** Start DATA TO USE **
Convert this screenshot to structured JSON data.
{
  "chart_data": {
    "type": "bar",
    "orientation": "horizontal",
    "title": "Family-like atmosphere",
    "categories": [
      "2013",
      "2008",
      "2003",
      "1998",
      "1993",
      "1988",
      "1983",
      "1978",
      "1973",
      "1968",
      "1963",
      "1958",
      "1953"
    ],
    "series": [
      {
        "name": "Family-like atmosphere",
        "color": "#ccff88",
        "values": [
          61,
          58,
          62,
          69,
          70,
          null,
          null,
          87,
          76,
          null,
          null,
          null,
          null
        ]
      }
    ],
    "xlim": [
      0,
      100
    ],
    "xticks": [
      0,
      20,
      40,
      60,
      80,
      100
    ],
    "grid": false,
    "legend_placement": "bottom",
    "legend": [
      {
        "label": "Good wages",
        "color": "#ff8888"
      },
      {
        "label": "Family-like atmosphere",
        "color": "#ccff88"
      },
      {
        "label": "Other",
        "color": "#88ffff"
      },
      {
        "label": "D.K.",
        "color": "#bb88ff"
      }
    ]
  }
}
** End DATA TO USE **
*WHAT IS REQUIRED*: Determine how many lines of this listing contain "label", and give only the number.

*THE COMPLETED TASK*: 4